# AIM
For the copy, please give all of the data again exactly and leave the pictures out.

** Start of RECORDS FOR PROCESSING **

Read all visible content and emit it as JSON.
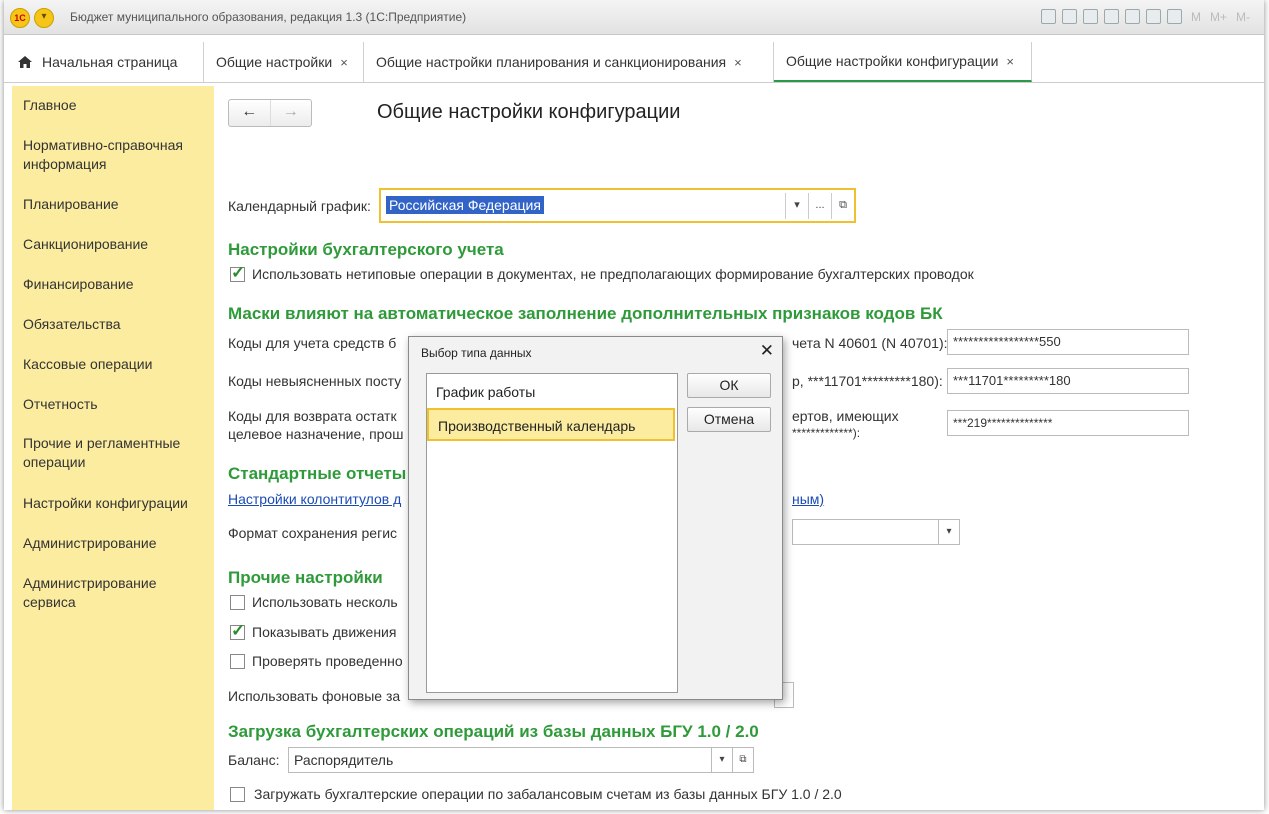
{
  "window": {
    "logo_text": "1С",
    "title": "Бюджет муниципального образования, редакция 1.3  (1С:Предприятие)",
    "toolbar_m": "M",
    "toolbar_mplus": "M+",
    "toolbar_mminus": "M-"
  },
  "tabs": [
    {
      "label": "Начальная страница"
    },
    {
      "label": "Общие настройки",
      "close": "×"
    },
    {
      "label": "Общие настройки планирования и санкционирования",
      "close": "×"
    },
    {
      "label": "Общие настройки конфигурации",
      "close": "×"
    }
  ],
  "sidebar": {
    "items": [
      {
        "label": "Главное"
      },
      {
        "label": "Нормативно-справочная информация"
      },
      {
        "label": "Планирование"
      },
      {
        "label": "Санкционирование"
      },
      {
        "label": "Финансирование"
      },
      {
        "label": "Обязательства"
      },
      {
        "label": "Кассовые операции"
      },
      {
        "label": "Отчетность"
      },
      {
        "label": "Прочие и регламентные операции"
      },
      {
        "label": "Настройки конфигурации"
      },
      {
        "label": "Администрирование"
      },
      {
        "label": "Администрирование сервиса"
      }
    ]
  },
  "main": {
    "back": "←",
    "forward": "→",
    "title": "Общие настройки конфигурации",
    "calendar_label": "Календарный график:",
    "calendar_value": "Российская Федерация",
    "calendar_dropdown": "▾",
    "calendar_more": "...",
    "calendar_open": "⧉",
    "accounting_header": "Настройки бухгалтерского учета",
    "accounting_checkbox": "Использовать нетиповые операции в документах, не предполагающих формирование бухгалтерских проводок",
    "masks_header": "Маски влияют на автоматическое заполнение дополнительных признаков кодов БК",
    "mask1_label_left": "Коды для учета средств б",
    "mask1_label_right": "чета N 40601 (N 40701):",
    "mask1_value": "*****************550",
    "mask2_label_left": "Коды невыясненных посту",
    "mask2_label_right": "р, ***11701*********180):",
    "mask2_value": "***11701*********180",
    "mask3_label_left1": "Коды для возврата остатк",
    "mask3_label_left2": "целевое назначение, прош",
    "mask3_label_right1": "ертов, имеющих",
    "mask3_label_right2": "*************):",
    "mask3_value": "***219**************",
    "reports_header": "Стандартные отчеты",
    "reports_link_left": "Настройки колонтитулов д",
    "reports_link_right": "ным)",
    "format_label": "Формат сохранения регис",
    "format_dropdown": "▾",
    "other_header": "Прочие настройки",
    "other_cb1": "Использовать несколь",
    "other_cb2": "Показывать движения",
    "other_cb3": "Проверять проведенно",
    "bg_label": "Использовать фоновые за",
    "bgu_header": "Загрузка бухгалтерских операций из базы данных БГУ 1.0 / 2.0",
    "balance_label": "Баланс:",
    "balance_value": "Распорядитель",
    "balance_dropdown": "▾",
    "balance_open": "⧉",
    "offbalance_checkbox": "Загружать бухгалтерские операции по забалансовым счетам из базы данных БГУ 1.0 / 2.0"
  },
  "dialog": {
    "title": "Выбор типа данных",
    "close": "✕",
    "items": [
      {
        "label": "График работы"
      },
      {
        "label": "Производственный календарь"
      }
    ],
    "ok": "ОК",
    "cancel": "Отмена"
  }
}
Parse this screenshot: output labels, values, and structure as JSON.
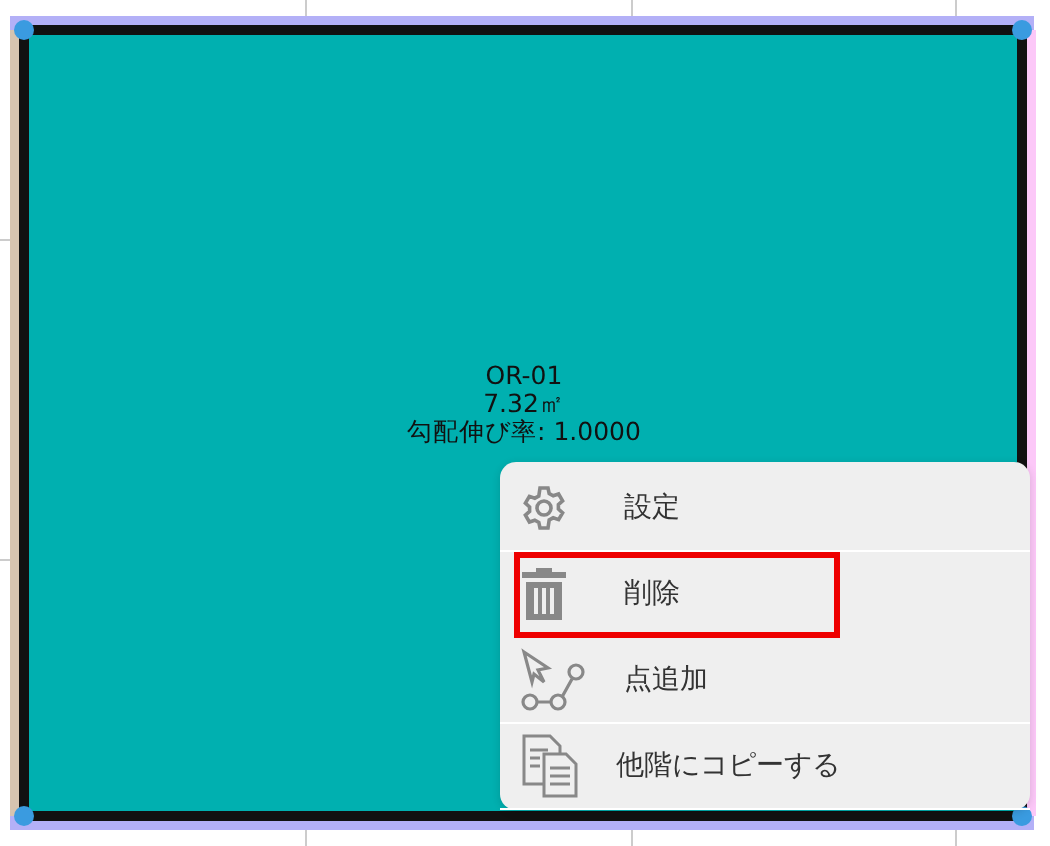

** End of RECORDS FOR PROCESSING **

# OUTPUT FOR THIS TASK
Read all visible content and emit it as JSON.
{
  "window": {
    "logo_text": "1С",
    "title": "Бюджет муниципального образования, редакция 1.3  (1С:Предприятие)",
    "toolbar_m": "M",
    "toolbar_mplus": "M+",
    "toolbar_mminus": "M-"
  },
  "tabs": [
    {
      "label": "Начальная страница"
    },
    {
      "label": "Общие настройки",
      "close": "×"
    },
    {
      "label": "Общие настройки планирования и санкционирования",
      "close": "×"
    },
    {
      "label": "Общие настройки конфигурации",
      "close": "×"
    }
  ],
  "sidebar": {
    "items": [
      {
        "label": "Главное"
      },
      {
        "label": "Нормативно-справочная информация"
      },
      {
        "label": "Планирование"
      },
      {
        "label": "Санкционирование"
      },
      {
        "label": "Финансирование"
      },
      {
        "label": "Обязательства"
      },
      {
        "label": "Кассовые операции"
      },
      {
        "label": "Отчетность"
      },
      {
        "label": "Прочие и регламентные операции"
      },
      {
        "label": "Настройки конфигурации"
      },
      {
        "label": "Администрирование"
      },
      {
        "label": "Администрирование сервиса"
      }
    ]
  },
  "main": {
    "back": "←",
    "forward": "→",
    "title": "Общие настройки конфигурации",
    "calendar_label": "Календарный график:",
    "calendar_value": "Российская Федерация",
    "calendar_dropdown": "▾",
    "calendar_more": "...",
    "calendar_open": "⧉",
    "accounting_header": "Настройки бухгалтерского учета",
    "accounting_checkbox": "Использовать нетиповые операции в документах, не предполагающих формирование бухгалтерских проводок",
    "masks_header": "Маски влияют на автоматическое заполнение дополнительных признаков кодов БК",
    "mask1_label_left": "Коды для учета средств б",
    "mask1_label_right": "чета N 40601 (N 40701):",
    "mask1_value": "*****************550",
    "mask2_label_left": "Коды невыясненных посту",
    "mask2_label_right": "р, ***11701*********180):",
    "mask2_value": "***11701*********180",
    "mask3_label_left1": "Коды для возврата остатк",
    "mask3_label_left2": "целевое назначение, прош",
    "mask3_label_right1": "ертов, имеющих",
    "mask3_label_right2": "*************):",
    "mask3_value": "***219**************",
    "reports_header": "Стандартные отчеты",
    "reports_link_left": "Настройки колонтитулов д",
    "reports_link_right": "ным)",
    "format_label": "Формат сохранения регис",
    "format_dropdown": "▾",
    "other_header": "Прочие настройки",
    "other_cb1": "Использовать несколь",
    "other_cb2": "Показывать движения",
    "other_cb3": "Проверять проведенно",
    "bg_label": "Использовать фоновые за",
    "bgu_header": "Загрузка бухгалтерских операций из базы данных БГУ 1.0 / 2.0",
    "balance_label": "Баланс:",
    "balance_value": "Распорядитель",
    "balance_dropdown": "▾",
    "balance_open": "⧉",
    "offbalance_checkbox": "Загружать бухгалтерские операции по забалансовым счетам из базы данных БГУ 1.0 / 2.0"
  },
  "dialog": {
    "title": "Выбор типа данных",
    "close": "✕",
    "items": [
      {
        "label": "График работы"
      },
      {
        "label": "Производственный календарь"
      }
    ],
    "ok": "ОК",
    "cancel": "Отмена"
  }
}
Parse this screenshot: output labels, values, and structure as JSON.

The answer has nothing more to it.